# Stated goal
Pull every line containing "structure" from the entries.

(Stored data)
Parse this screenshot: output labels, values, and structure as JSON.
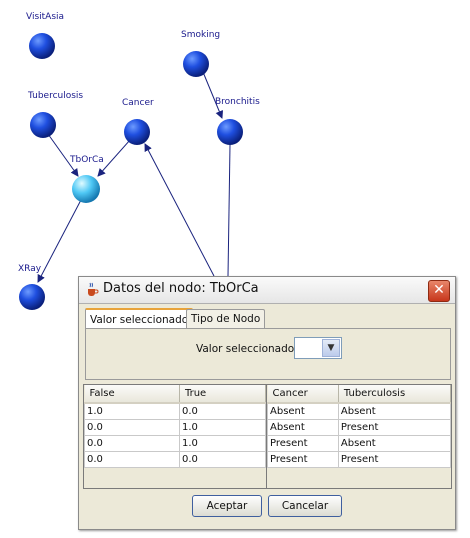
{
  "graph": {
    "nodes": [
      {
        "id": "visitasia",
        "label": "VisitAsia"
      },
      {
        "id": "smoking",
        "label": "Smoking"
      },
      {
        "id": "tuberculosis",
        "label": "Tuberculosis"
      },
      {
        "id": "cancer",
        "label": "Cancer"
      },
      {
        "id": "bronchitis",
        "label": "Bronchitis"
      },
      {
        "id": "tborca",
        "label": "TbOrCa"
      },
      {
        "id": "xray",
        "label": "XRay"
      }
    ]
  },
  "dialog": {
    "title": "Datos del nodo: TbOrCa",
    "close_label": "✕",
    "tabs": [
      {
        "label": "Valor seleccionado",
        "active": true
      },
      {
        "label": "Tipo de Nodo",
        "active": false
      }
    ],
    "selected_value_label": "Valor seleccionado",
    "selected_value": "",
    "left_table": {
      "columns": [
        "False",
        "True"
      ],
      "rows": [
        [
          "1.0",
          "0.0"
        ],
        [
          "0.0",
          "1.0"
        ],
        [
          "0.0",
          "1.0"
        ],
        [
          "0.0",
          "0.0"
        ]
      ]
    },
    "right_table": {
      "columns": [
        "Cancer",
        "Tuberculosis"
      ],
      "rows": [
        [
          "Absent",
          "Absent"
        ],
        [
          "Absent",
          "Present"
        ],
        [
          "Present",
          "Absent"
        ],
        [
          "Present",
          "Present"
        ]
      ]
    },
    "ok_label": "Aceptar",
    "cancel_label": "Cancelar"
  },
  "colors": {
    "node": "#1a4fd6",
    "selected_node": "#4fc3f7",
    "edge": "#1a237e",
    "close_bg": "#c7361b"
  }
}
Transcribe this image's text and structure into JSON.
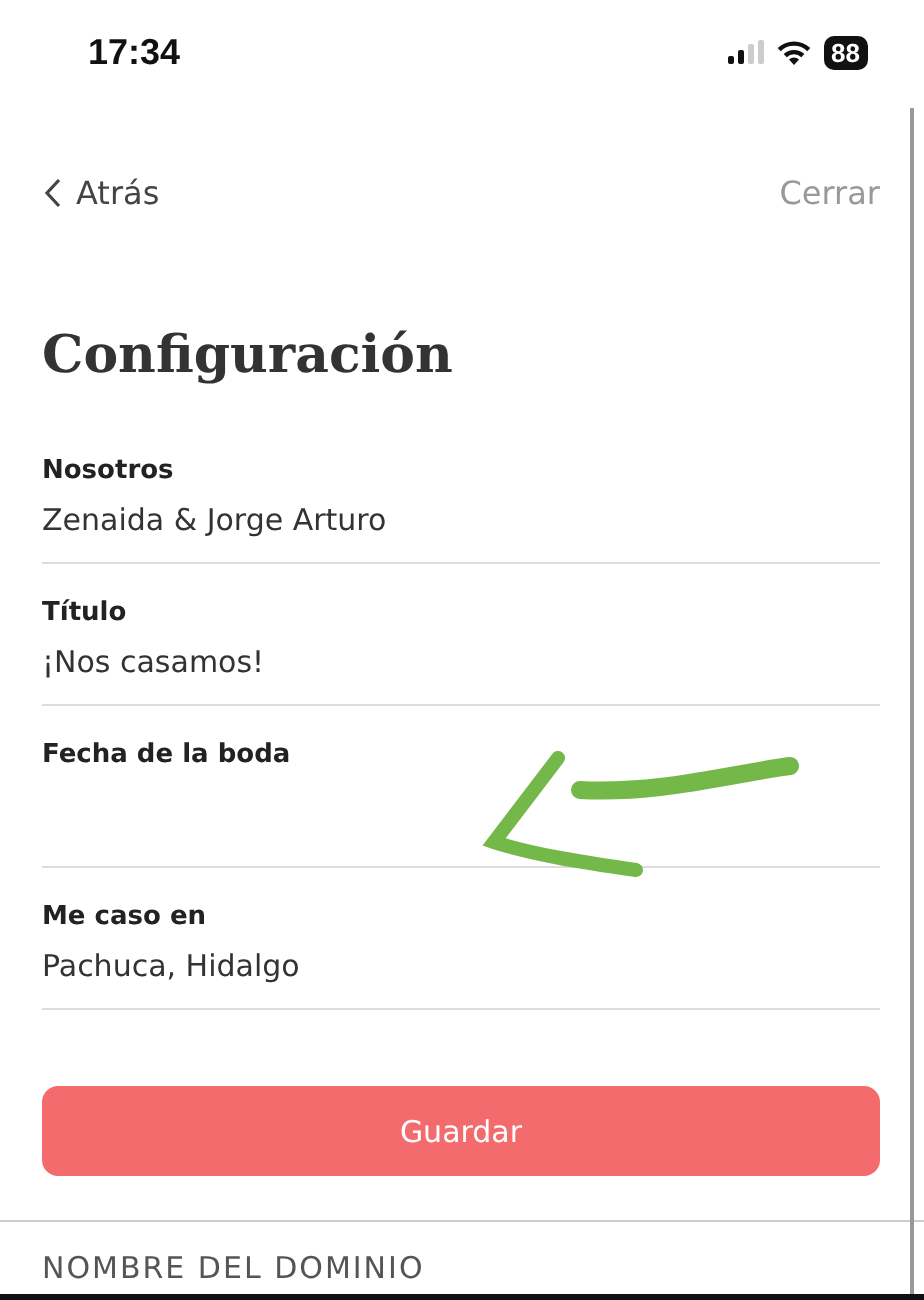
{
  "status_bar": {
    "time": "17:34",
    "battery": "88"
  },
  "nav": {
    "back": "Atrás",
    "close": "Cerrar"
  },
  "title": "Configuración",
  "fields": [
    {
      "label": "Nosotros",
      "value": "Zenaida & Jorge Arturo"
    },
    {
      "label": "Título",
      "value": "¡Nos casamos!"
    },
    {
      "label": "Fecha de la boda"
    },
    {
      "label": "Me caso en",
      "value": "Pachuca, Hidalgo"
    }
  ],
  "save_button": "Guardar",
  "section_heading": "NOMBRE DEL DOMINIO"
}
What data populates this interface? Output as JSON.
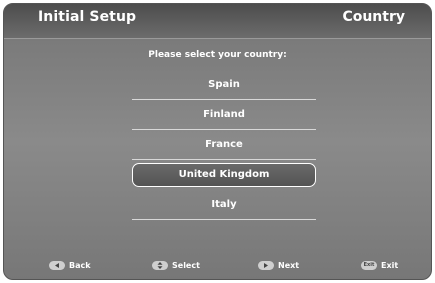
{
  "header": {
    "title": "Initial Setup",
    "section": "Country"
  },
  "prompt": "Please select your country:",
  "countries": [
    {
      "label": "Spain",
      "selected": false
    },
    {
      "label": "Finland",
      "selected": false
    },
    {
      "label": "France",
      "selected": false
    },
    {
      "label": "United Kingdom",
      "selected": true
    },
    {
      "label": "Italy",
      "selected": false
    }
  ],
  "footer": {
    "back_label": "Back",
    "select_label": "Select",
    "next_label": "Next",
    "exit_label": "Exit",
    "exit_key_text": "Exit"
  },
  "icons": {
    "back": "left-arrow-key-icon",
    "select": "up-down-key-icon",
    "next": "right-arrow-key-icon",
    "exit": "exit-key-icon"
  }
}
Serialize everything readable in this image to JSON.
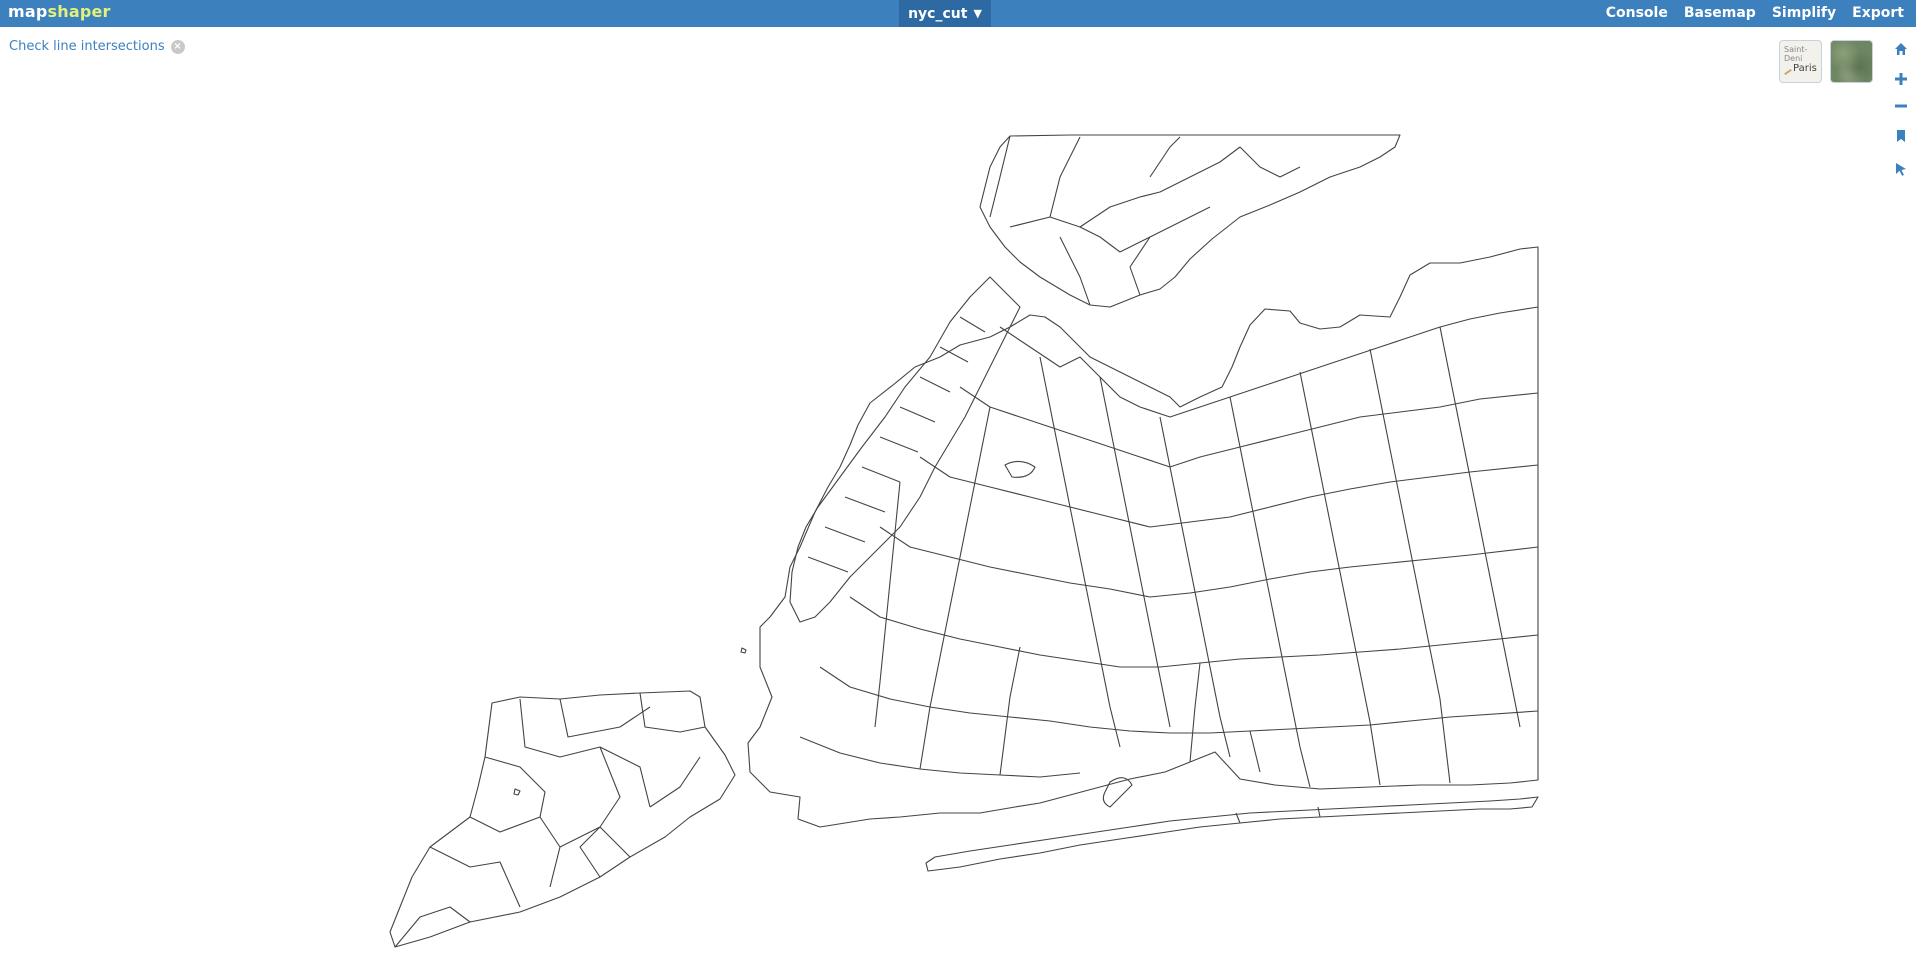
{
  "app": {
    "logo_part1": "map",
    "logo_part2": "shaper"
  },
  "layer_menu": {
    "label": "nyc_cut",
    "arrow": "▼"
  },
  "nav": {
    "items": [
      "Console",
      "Basemap",
      "Simplify",
      "Export"
    ]
  },
  "intersections": {
    "label": "Check line intersections",
    "close_icon": "close-icon"
  },
  "basemap_thumbs": {
    "street_small": "Saint-Deni",
    "street_city": "Paris"
  },
  "toolbar_icons": [
    "home-icon",
    "zoom-in-icon",
    "zoom-out-icon",
    "bookmark-icon",
    "pointer-icon"
  ],
  "colors": {
    "bar": "#3c80bd",
    "bar_active": "#2d6aa3",
    "logo_accent": "#e3f07a",
    "map_stroke": "#444444"
  }
}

# Output of the exercise
Parse this screenshot: output labels, values, and structure as JSON.
Transcribe this image's text and structure into JSON.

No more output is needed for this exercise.